TASK TO CARRY OUT:
Find each line with the string "production" and report it.

>> BEGIN

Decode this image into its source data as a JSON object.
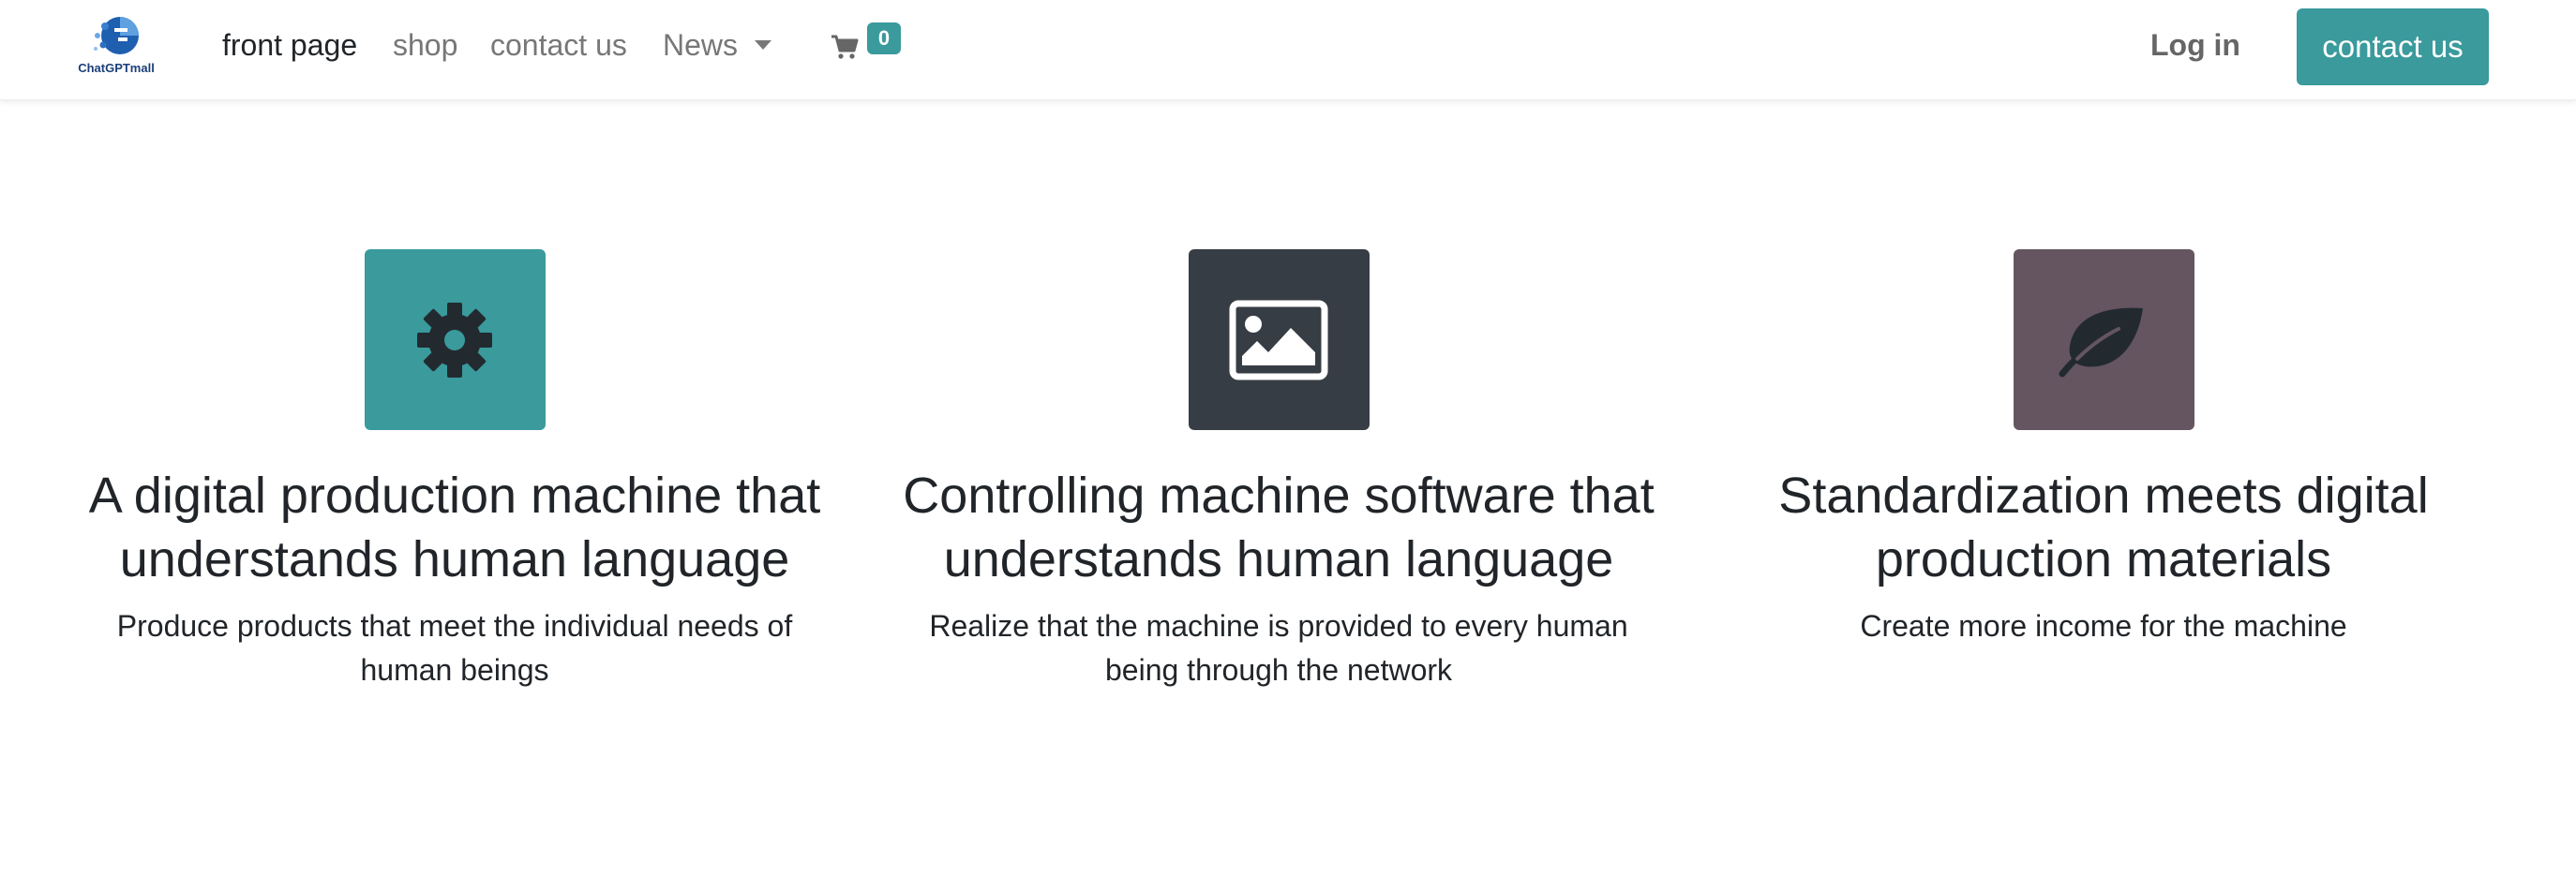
{
  "nav": {
    "brand": "ChatGPTmall",
    "links": [
      "front page",
      "shop",
      "contact us",
      "News"
    ],
    "cart_count": "0",
    "login": "Log in",
    "cta": "contact us"
  },
  "features": [
    {
      "icon": "gear-icon",
      "color": "#3a9a9c",
      "title": "A digital production machine that understands human language",
      "text": "Produce products that meet the individual needs of human beings"
    },
    {
      "icon": "image-icon",
      "color": "#373d44",
      "title": "Controlling machine software that understands human language",
      "text": "Realize that the machine is provided to every human being through the network"
    },
    {
      "icon": "leaf-icon",
      "color": "#645561",
      "title": "Standardization meets digital production materials",
      "text": "Create more income for the machine"
    }
  ],
  "colors": {
    "accent": "#3a9a9c",
    "text": "#212529",
    "nav_muted": "#777777"
  }
}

>> END

SOLVED EXERCISE:
      "title": "A digital production machine that understands human language",
      "title": "Standardization meets digital production materials",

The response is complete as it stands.